## [TO DO]
Gather every line below where "CONZEN" appears.

## [TASK DATA]
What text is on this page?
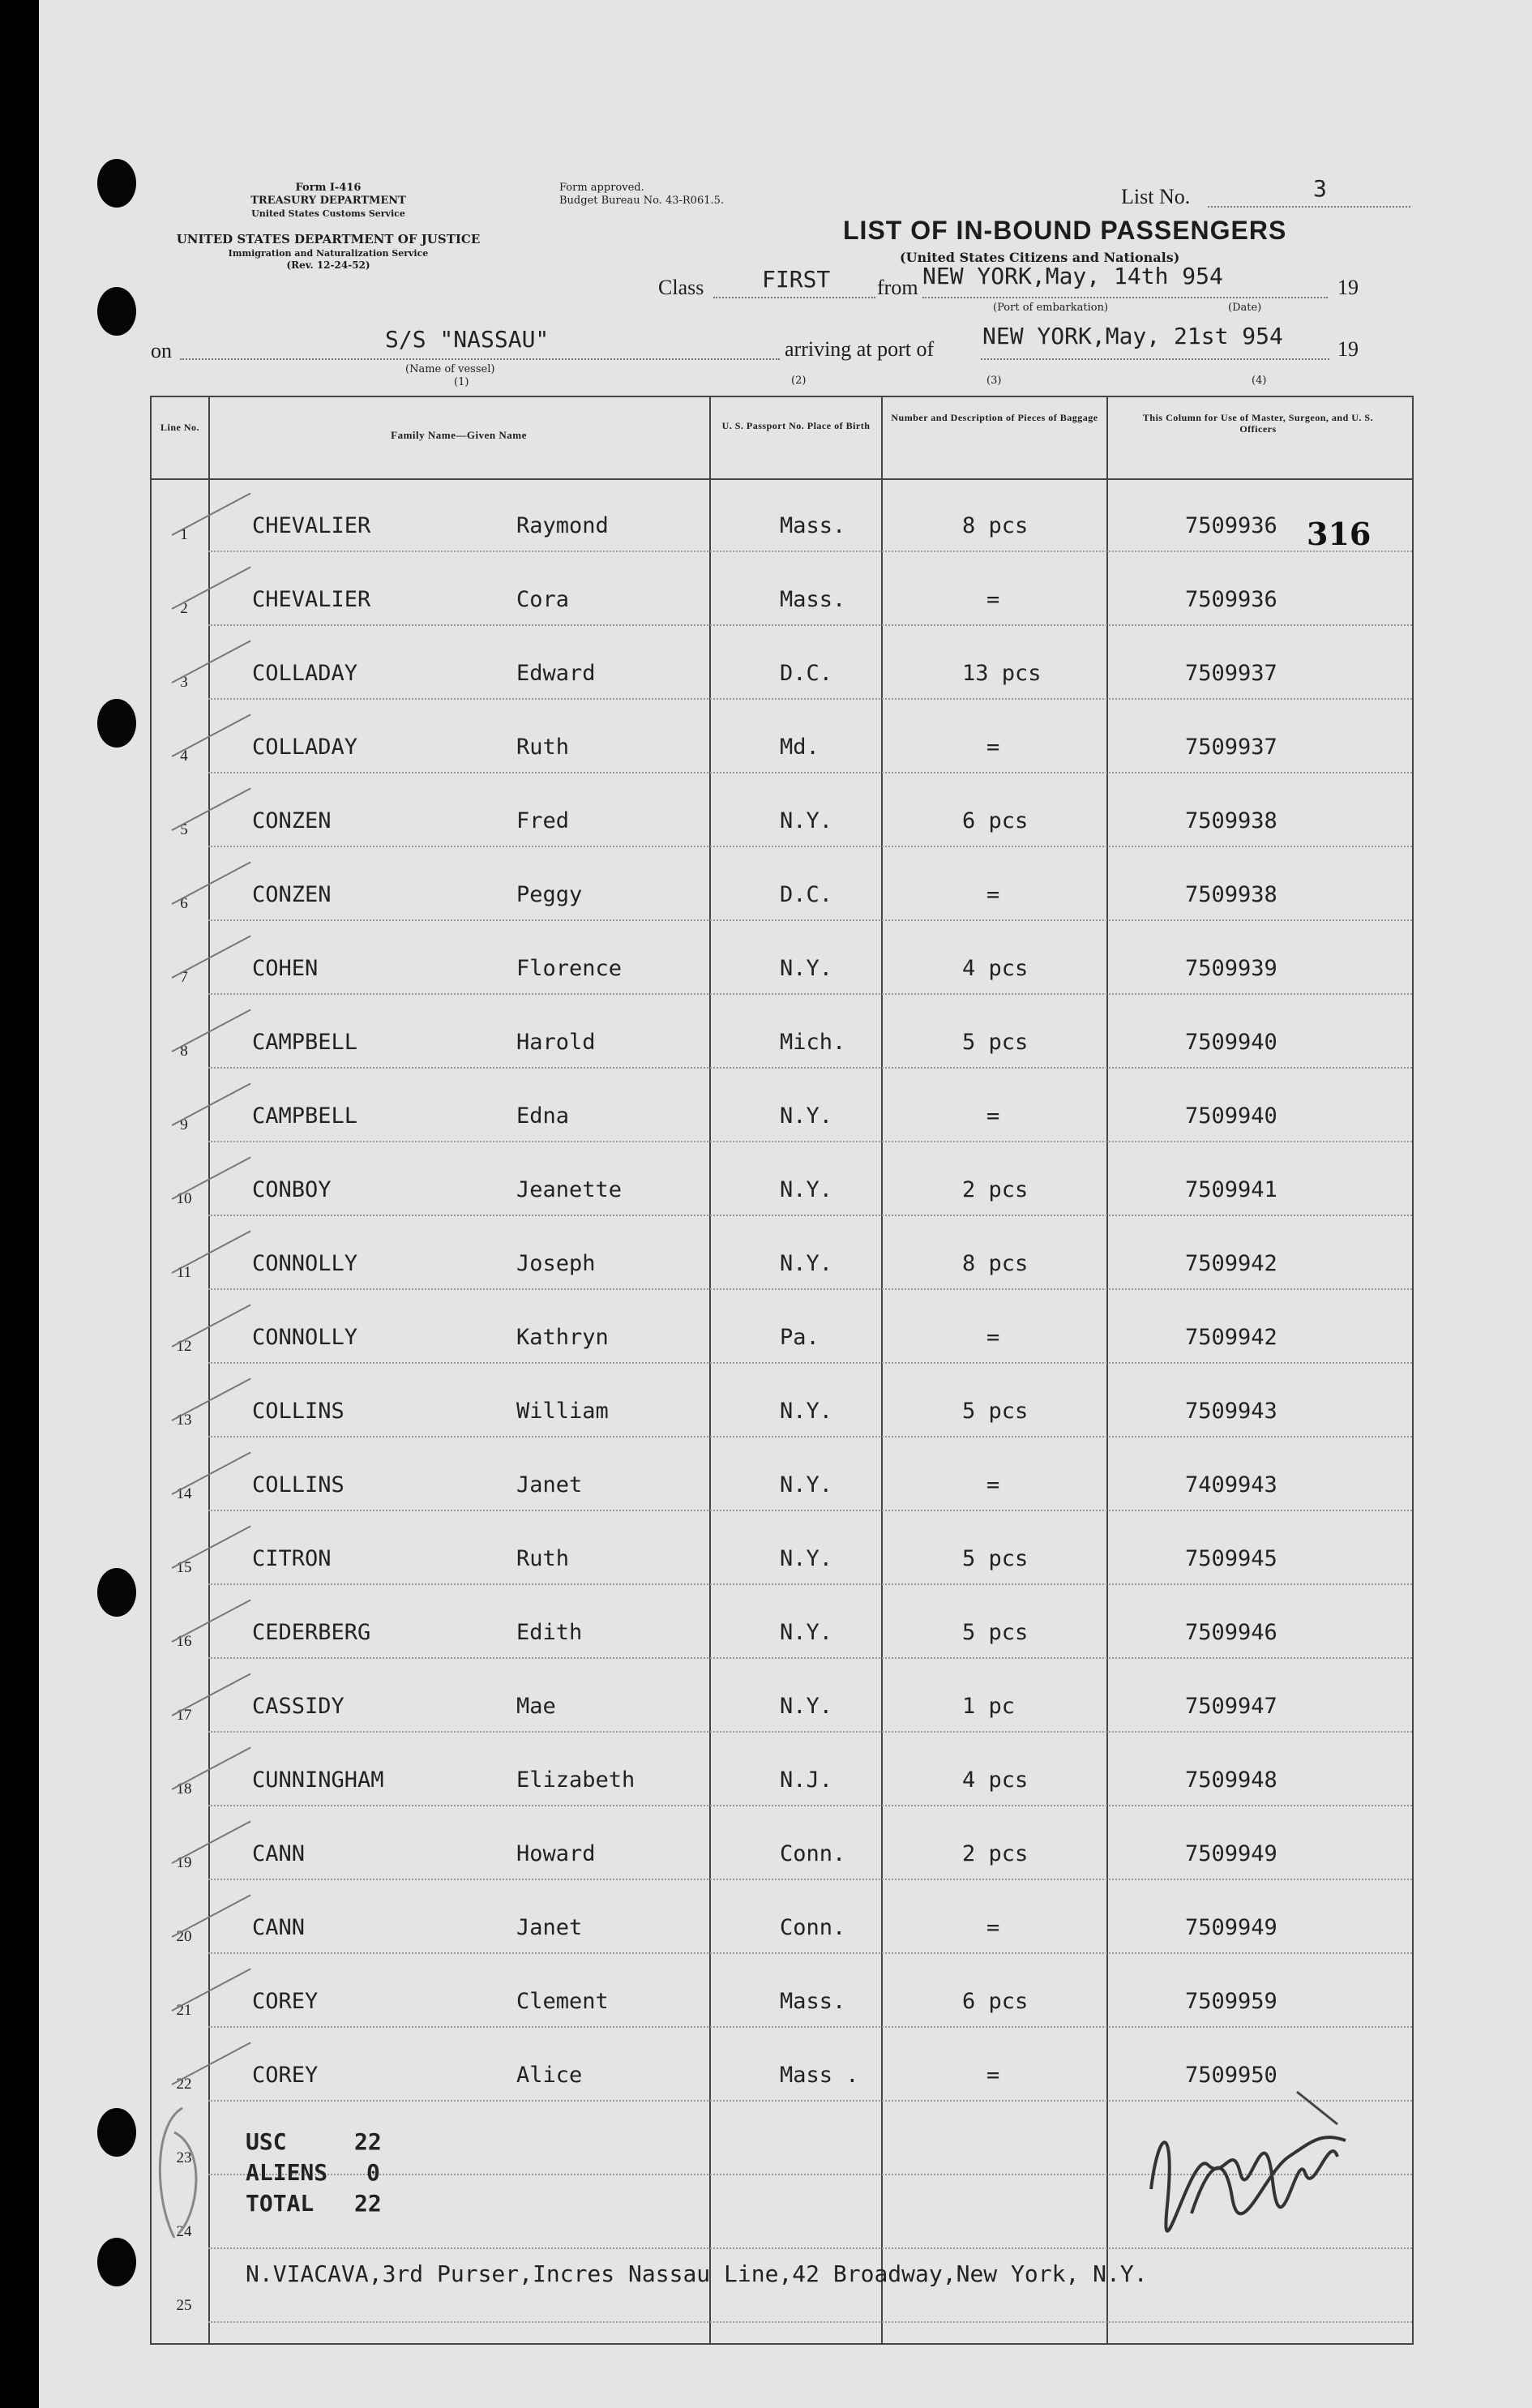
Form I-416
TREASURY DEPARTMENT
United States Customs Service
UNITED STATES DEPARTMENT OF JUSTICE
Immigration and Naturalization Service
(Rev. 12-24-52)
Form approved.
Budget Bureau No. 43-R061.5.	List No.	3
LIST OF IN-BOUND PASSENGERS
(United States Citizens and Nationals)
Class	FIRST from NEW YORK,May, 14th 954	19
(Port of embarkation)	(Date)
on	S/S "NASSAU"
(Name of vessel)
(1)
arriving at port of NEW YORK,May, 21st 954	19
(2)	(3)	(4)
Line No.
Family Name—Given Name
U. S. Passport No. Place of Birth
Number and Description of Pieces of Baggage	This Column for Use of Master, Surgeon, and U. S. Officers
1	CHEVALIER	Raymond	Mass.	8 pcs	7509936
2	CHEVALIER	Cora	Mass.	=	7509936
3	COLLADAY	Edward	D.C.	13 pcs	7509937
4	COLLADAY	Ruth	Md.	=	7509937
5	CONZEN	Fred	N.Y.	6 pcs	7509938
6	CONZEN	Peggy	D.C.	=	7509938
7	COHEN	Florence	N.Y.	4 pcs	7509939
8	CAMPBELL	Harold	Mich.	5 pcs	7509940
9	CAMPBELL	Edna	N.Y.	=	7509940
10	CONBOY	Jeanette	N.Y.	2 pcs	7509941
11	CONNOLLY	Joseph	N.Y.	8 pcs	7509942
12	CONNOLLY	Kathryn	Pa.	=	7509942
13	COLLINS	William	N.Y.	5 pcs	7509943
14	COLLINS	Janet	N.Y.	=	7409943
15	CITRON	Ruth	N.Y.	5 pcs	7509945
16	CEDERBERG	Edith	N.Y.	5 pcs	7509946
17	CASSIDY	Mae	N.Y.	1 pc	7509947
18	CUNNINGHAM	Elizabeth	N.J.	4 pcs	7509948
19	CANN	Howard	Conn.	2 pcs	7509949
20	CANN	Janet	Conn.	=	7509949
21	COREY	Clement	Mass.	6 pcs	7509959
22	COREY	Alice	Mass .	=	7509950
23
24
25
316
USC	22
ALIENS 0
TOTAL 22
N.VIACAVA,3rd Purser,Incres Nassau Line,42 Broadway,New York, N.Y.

---

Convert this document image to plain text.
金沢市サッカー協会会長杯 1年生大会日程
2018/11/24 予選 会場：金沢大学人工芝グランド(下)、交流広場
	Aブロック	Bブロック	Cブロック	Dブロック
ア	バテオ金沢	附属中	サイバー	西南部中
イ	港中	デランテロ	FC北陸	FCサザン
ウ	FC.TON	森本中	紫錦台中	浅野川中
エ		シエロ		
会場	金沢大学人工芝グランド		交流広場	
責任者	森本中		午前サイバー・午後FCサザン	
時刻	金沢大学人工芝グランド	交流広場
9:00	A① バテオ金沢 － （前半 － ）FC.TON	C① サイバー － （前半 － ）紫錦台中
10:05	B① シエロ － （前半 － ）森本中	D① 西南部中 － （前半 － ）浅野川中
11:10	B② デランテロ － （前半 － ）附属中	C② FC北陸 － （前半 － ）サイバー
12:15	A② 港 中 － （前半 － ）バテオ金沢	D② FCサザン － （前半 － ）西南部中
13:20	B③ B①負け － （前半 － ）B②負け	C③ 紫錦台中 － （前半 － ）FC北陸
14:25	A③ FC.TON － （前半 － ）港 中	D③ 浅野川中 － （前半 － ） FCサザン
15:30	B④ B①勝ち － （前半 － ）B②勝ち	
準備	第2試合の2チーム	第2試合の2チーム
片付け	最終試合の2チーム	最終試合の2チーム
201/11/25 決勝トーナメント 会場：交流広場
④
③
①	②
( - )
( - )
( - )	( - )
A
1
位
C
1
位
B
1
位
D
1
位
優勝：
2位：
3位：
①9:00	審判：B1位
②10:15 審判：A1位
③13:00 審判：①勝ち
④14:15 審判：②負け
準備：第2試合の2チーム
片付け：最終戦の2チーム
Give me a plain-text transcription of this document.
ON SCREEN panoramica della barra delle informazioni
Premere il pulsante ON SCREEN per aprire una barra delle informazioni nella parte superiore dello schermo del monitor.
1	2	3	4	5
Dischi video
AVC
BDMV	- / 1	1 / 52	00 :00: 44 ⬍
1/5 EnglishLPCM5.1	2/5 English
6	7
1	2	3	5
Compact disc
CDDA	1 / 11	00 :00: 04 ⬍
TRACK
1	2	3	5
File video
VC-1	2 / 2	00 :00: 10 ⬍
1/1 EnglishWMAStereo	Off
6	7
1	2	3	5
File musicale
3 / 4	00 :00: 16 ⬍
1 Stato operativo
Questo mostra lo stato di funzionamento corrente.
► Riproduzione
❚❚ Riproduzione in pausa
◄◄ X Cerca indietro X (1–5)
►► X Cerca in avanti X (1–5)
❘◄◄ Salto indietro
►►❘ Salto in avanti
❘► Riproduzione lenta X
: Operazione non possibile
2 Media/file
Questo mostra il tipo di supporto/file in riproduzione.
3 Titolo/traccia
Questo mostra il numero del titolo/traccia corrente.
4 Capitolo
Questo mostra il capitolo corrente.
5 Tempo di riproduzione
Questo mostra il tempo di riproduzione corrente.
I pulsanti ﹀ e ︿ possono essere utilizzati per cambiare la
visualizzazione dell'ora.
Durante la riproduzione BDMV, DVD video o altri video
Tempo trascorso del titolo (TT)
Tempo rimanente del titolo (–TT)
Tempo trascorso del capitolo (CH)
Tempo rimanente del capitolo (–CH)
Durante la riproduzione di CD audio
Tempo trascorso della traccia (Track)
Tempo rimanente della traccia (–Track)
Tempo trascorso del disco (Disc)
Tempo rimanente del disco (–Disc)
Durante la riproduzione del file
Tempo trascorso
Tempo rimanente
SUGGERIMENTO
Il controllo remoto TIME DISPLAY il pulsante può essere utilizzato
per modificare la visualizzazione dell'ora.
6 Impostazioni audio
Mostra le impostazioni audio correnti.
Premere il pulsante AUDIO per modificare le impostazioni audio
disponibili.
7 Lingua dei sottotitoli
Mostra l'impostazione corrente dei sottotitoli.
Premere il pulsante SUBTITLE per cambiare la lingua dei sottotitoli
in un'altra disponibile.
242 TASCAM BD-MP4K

## [FULL OUTPUT]
5	CONZEN	Fred	N.Y.	6 pcs	7509938
6	CONZEN	Peggy	D.C.	=	7509938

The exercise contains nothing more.